Written problem A:
Answer these questions about the forum thread on autonomous mode selection below, marking each answer with the same numeral:
(i) How many autonomous modes has the team created?
(ii) What does one replier's team use to choose its autonomous mode?
(iii) What should the boolean array be converted to before it is wired to the case structure?

Document excerpt:
>> Begin
Multi-Choice Autonomous

Hello! We’ve created seven (and counting!) different autonomous modes to account for the various situations we might end up being in and what we decide to do depending on the other alliance robots as well as the robots on the opposing alliance. We program in Labview, so what I would like to know is if we can put controls on the front panel (the grey page with gridlines) with a separate button for each of the seven autonomous modes so that we wouldn’t have to run a different .lvproj each time we want to use a different version of autonomous. What I plan on doing is just clicking one of the seven buttons on the front panel right before each match to make it light up. The project reads which one of the seven buttons is true, making its corresponding case structure true (for the moment, I think that I’ll be using case structures, but I’m open to any suggestions you may have). Basically, I know how this will be programmed, but my main question is if I am allowed to do this. I know that this may seem like a strange question to some people, but then again, I’ve seen stranger rules than this! Feel free to ask if any details of my questions seem foggy. Thanks enormously for any help or suggestions!

This is legal, just make sure this is before they get to the alliance station. My team uses an on board switch, but I see this as perfectly legal as long it is before the auto starts.

There are no rules prohibiting this. However, I don’t understand how you plan on doing it. Do you want these controls on the front panel of How are you going to edit those controls once the code is compiled? Or do you plan on recompiling your code whenever you want to change the autonomous routine?

A simpler way that doesn’t require you to recompile code is to use the digital inputs on the driver station. The default already has code to read from the driver station’s digital inputs. Just click on a different button before each match to select which auto mode you want to use,



I see … thanks!

I understand … but if I use the digital inputs, what kind of structure do I connect each input to? I would be led to believe I would use a case structure, but I could be wrong.

Yes you would use a case structure. What you can do is create a boolean array and convert it to numeric and wire that to the case structure.

The default code I showed before takes the array of booleans and splits it up into individual booleans. You can treat the outputs of the index array the same way you would treat the 8 individual button on the front panel.
>> End
Spatial annotation records:
>> Begin
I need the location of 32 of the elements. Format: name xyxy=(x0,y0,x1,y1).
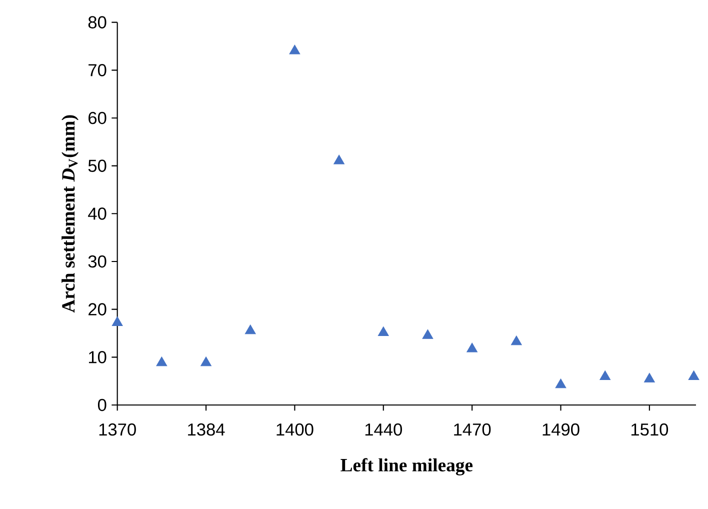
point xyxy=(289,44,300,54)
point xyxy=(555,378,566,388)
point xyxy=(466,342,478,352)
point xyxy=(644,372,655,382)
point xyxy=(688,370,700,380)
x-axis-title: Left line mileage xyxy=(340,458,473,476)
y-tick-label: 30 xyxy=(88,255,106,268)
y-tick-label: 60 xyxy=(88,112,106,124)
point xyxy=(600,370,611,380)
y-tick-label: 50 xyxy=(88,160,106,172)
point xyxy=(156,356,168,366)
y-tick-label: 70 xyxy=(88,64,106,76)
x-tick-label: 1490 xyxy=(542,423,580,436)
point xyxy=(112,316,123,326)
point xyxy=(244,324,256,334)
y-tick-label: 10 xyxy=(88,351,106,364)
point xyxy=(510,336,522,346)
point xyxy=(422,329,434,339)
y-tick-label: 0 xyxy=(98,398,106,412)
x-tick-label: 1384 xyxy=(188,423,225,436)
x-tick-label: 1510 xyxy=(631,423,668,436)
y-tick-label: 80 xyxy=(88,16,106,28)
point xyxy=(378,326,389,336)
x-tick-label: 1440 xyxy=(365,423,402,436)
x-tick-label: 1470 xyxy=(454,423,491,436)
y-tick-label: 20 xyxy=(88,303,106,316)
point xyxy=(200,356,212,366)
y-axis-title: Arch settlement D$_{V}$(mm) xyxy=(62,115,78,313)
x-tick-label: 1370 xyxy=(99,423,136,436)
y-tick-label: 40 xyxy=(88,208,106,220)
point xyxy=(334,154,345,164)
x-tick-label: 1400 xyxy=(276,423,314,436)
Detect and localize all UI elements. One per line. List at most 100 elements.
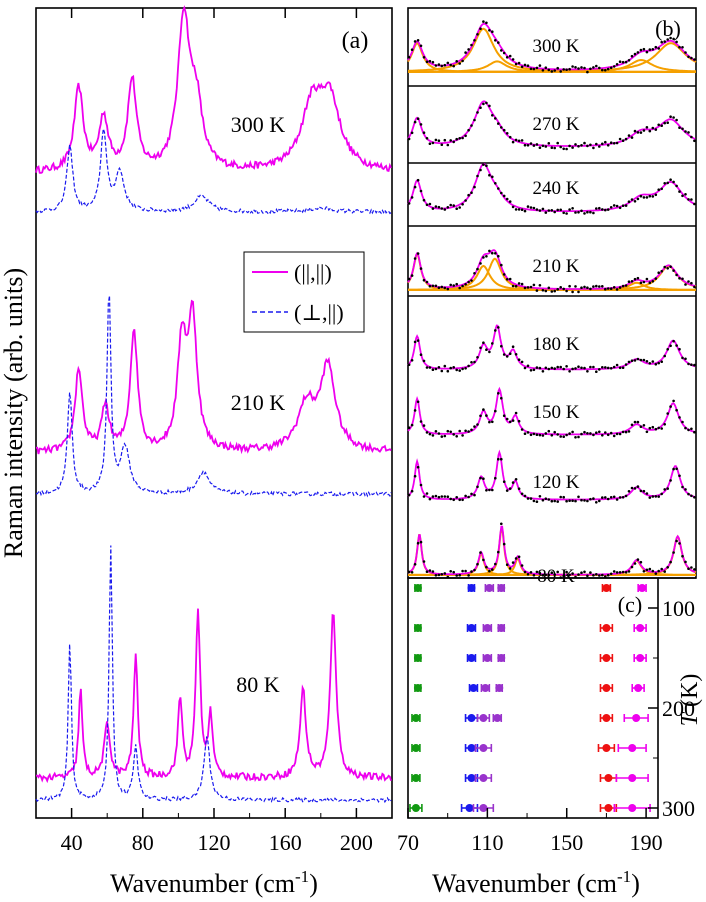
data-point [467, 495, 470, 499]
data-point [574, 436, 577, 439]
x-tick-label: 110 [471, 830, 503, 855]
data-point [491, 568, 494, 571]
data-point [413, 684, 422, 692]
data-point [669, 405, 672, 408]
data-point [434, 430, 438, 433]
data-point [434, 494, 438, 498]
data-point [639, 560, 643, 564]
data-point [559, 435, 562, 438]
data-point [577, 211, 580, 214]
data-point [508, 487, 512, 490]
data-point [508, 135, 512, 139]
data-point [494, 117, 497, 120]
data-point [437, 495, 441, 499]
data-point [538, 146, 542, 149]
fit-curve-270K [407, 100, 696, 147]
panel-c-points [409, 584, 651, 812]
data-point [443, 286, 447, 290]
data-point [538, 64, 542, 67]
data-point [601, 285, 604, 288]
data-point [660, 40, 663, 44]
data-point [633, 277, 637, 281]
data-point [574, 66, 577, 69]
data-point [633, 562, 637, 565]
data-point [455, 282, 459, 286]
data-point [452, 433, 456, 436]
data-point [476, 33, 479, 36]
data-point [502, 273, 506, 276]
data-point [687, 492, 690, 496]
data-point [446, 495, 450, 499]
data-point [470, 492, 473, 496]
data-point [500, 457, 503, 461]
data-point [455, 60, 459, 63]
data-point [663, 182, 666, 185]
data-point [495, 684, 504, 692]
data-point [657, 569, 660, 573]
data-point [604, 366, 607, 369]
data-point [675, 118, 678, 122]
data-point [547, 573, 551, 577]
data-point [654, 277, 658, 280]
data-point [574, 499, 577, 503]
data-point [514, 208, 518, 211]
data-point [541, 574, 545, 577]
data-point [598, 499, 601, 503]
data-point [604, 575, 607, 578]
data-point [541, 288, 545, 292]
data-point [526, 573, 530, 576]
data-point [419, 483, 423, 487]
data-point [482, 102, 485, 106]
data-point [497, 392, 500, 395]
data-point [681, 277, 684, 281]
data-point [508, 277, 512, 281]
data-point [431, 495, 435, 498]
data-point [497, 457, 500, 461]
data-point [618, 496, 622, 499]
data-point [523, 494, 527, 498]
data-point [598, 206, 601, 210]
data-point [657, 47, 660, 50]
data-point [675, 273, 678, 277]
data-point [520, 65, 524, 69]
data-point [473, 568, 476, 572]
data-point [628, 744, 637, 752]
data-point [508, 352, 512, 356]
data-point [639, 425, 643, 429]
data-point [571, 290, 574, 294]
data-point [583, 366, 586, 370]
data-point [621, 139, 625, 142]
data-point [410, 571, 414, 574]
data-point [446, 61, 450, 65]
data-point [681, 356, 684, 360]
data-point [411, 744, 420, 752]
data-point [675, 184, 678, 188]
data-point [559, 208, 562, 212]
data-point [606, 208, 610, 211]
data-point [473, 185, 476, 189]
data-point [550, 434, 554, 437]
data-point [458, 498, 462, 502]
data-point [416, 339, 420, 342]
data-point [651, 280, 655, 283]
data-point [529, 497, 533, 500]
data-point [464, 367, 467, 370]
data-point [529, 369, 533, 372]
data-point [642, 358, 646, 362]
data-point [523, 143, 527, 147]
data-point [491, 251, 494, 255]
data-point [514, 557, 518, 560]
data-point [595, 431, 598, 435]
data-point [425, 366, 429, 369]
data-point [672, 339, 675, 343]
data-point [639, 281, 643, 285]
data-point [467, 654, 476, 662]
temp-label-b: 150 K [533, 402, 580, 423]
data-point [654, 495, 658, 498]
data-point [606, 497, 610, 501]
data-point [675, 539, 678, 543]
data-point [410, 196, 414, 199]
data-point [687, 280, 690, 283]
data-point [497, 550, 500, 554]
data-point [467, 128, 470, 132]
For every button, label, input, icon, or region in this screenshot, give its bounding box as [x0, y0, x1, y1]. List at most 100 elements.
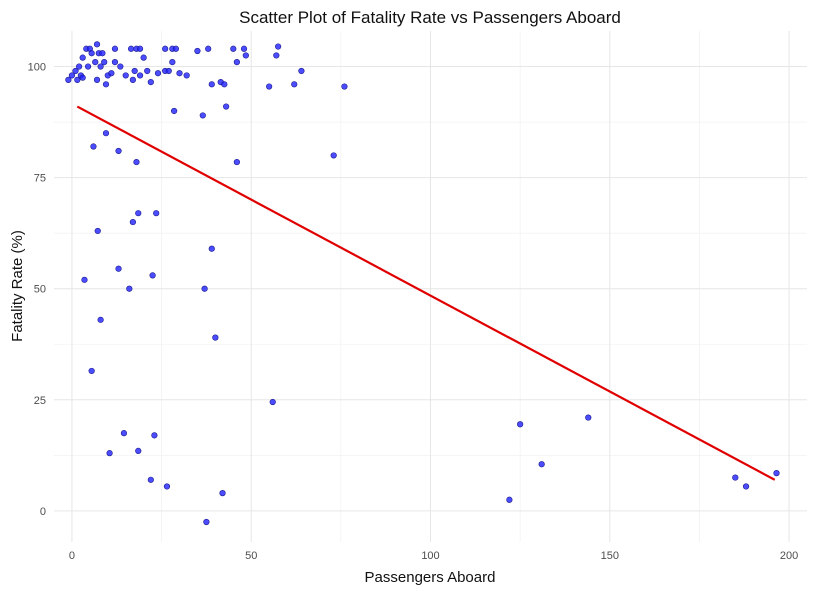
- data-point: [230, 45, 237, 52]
>> End
Written problem B: In the records above, edit the part that opens with the line containing "data-point [467, 495, 470, 499]" and closes with the line containing "data-point [538, 146, 542, 149]" by replacing "x-tick-label" with "x-axis-label" and changing nothing else. Return only those lines.

Complete output A:
(i) Seven
(ii) An on board switch
(iii) Numeric

Complete output B:
data-point [467, 495, 470, 499]
data-point [574, 436, 577, 439]
x-axis-label: 110 [471, 830, 503, 855]
data-point [491, 568, 494, 571]
data-point [413, 684, 422, 692]
data-point [669, 405, 672, 408]
data-point [434, 430, 438, 433]
data-point [434, 494, 438, 498]
data-point [639, 560, 643, 564]
data-point [559, 435, 562, 438]
data-point [577, 211, 580, 214]
data-point [508, 487, 512, 490]
data-point [508, 135, 512, 139]
data-point [494, 117, 497, 120]
data-point [437, 495, 441, 499]
data-point [538, 146, 542, 149]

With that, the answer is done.